→ PROVIDED TEXT
══════════

But economic hardship is not the only source of Trump support. The rising influx of migrants, mainly from Mexico but also from Central America, has also been a source of popular angst that Trump has played on in order to garner political support. Among the foreign-born living in the United States, migrants from Mexico and Central America constitute the largest group at 37 percent. As I discussed in an earlier post, the influx of Mexicans into the United States was a case of blowback, since a variety of U.S. policies, particularly pressure on Mexico to liberalize corn, rice and bean imports, was extremely harmful to poor Mexican farmers, triggering the migration of massive numbers of poor northward. U.S. policy towards Central America has also been counterproductive to the peace and prosperity of the region. From early interventions at the beginning of the twentieth century (at the behest of United and Standard Fruit), to a stubborn commitment to a military solution to the civil wars of the 1980s and a refusal to recognize the socially driven nature of those conflicts, to the misguided commitment to market liberalization as the panacea for the economic and social difficulties of the region, U.S. policy has contributed to the poverty and violence that has fueled migration northward from these countries. U.S. foreign policy in the region has been driven, if not by U.S. business interests, then by a misguided geopolitical understanding of the sources of political instability. U.S. foreign policy toward Central America has not served the American public; indeed many U.S. citizens have recoiled at the use of American tax dollars to support repressive dictators in the region.
With a small and wealthy oligarchy calling the shots, polarizing politics, strong-man populism, rising inequality, a substantial and increasing number of the population facing extreme poverty, the United States is looking more and more like its neighbours to the south. Its substantial Latin American migrant population came to the U.S. to escape the very conditions that are now increasingly characterizing the American reality. They came seeking the American dream—a dream that is gradually turning into a classic Latin American nightmare.

══════════

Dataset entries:
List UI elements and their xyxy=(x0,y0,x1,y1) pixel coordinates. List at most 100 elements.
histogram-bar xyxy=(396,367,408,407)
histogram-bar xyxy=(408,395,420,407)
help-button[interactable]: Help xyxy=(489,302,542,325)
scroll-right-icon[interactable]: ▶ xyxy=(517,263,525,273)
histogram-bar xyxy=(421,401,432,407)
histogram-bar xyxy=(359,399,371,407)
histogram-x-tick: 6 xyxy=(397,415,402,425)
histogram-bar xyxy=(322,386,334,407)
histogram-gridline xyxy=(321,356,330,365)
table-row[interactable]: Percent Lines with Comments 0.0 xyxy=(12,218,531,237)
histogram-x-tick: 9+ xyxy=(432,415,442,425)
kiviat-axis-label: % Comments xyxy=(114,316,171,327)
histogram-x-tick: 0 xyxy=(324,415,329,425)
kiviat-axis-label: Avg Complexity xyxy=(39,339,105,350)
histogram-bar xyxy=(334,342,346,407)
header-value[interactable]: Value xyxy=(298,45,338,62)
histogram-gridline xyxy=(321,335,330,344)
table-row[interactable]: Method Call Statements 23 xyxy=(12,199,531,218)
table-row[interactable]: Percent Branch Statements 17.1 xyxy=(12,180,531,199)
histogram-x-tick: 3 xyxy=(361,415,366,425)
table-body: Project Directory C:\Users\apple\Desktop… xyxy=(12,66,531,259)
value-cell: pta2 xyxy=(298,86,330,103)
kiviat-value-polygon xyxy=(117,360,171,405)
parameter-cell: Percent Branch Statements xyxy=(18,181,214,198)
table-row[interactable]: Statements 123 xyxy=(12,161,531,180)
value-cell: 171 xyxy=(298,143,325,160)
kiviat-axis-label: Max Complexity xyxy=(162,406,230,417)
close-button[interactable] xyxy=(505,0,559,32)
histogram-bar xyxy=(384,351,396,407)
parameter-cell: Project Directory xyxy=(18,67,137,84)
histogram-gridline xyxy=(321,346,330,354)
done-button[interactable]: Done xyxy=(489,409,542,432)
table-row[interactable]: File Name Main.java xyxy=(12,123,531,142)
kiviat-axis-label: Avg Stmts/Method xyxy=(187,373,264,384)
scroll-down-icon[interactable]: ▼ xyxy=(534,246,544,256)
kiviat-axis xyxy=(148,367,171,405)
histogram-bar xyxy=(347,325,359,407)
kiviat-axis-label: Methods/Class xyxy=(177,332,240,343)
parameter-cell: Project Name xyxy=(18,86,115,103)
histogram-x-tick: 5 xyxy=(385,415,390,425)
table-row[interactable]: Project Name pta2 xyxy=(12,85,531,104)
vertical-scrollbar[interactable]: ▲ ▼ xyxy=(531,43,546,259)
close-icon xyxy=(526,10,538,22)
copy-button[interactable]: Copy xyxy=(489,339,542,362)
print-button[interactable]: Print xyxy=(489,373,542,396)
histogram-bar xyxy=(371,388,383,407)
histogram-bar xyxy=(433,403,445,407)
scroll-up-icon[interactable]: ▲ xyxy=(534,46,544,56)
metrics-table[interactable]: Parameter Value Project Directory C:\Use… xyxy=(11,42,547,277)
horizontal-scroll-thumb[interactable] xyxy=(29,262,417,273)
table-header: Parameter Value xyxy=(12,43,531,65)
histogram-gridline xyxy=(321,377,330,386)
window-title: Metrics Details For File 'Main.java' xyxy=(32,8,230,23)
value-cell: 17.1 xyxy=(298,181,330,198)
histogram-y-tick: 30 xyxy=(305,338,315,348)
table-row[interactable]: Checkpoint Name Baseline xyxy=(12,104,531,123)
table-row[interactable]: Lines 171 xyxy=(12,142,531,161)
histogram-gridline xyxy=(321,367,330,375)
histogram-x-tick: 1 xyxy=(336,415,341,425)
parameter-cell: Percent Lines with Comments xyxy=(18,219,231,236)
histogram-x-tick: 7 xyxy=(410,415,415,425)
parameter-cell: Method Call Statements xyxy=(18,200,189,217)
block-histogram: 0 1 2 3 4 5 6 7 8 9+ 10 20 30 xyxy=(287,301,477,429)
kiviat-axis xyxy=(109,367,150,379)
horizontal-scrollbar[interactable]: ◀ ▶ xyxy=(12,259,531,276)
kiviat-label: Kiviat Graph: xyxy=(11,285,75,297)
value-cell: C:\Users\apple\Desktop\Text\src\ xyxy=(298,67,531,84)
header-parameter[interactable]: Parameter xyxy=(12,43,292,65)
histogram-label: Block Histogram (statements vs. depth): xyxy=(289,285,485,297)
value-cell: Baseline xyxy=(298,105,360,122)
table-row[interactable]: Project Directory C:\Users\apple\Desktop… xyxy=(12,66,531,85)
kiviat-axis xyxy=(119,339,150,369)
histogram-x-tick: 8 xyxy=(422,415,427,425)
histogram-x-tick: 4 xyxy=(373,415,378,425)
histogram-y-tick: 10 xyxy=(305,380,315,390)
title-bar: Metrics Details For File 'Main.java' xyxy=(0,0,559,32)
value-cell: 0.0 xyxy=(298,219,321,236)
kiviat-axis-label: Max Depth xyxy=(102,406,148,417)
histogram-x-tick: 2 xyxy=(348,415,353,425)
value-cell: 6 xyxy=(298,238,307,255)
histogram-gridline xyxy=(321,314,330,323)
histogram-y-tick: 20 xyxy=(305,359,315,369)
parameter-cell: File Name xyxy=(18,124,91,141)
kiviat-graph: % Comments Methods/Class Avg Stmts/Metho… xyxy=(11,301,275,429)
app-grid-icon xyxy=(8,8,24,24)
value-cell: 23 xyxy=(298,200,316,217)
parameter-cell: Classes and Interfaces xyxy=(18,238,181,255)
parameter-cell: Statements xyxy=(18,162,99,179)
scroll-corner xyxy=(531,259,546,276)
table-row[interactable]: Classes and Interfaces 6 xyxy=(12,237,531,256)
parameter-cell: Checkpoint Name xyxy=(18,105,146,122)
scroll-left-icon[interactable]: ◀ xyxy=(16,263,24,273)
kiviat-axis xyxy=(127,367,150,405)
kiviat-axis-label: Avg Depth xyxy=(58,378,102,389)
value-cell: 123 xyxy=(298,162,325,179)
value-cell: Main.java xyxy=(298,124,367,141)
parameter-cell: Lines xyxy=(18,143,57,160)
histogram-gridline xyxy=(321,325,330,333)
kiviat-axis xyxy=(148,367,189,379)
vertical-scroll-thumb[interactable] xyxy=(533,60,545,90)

══════════

→ DIRECTIONS FOR THIS TASK
In the text on U.S. policy and migration, reproduce word for word the part that opens with the words containing "With a small" and closes with "Latin American nightmare.".

→ THE ANSWER
With a small and wealthy oligarchy calling the shots, polarizing politics, strong-man populism, rising inequality, a substantial and increasing number of the population facing extreme poverty, the United States is looking more and more like its neighbours to the south. Its substantial Latin American migrant population came to the U.S. to escape the very conditions that are now increasingly characterizing the American reality. They came seeking the American dream—a dream that is gradually turning into a classic Latin American nightmare.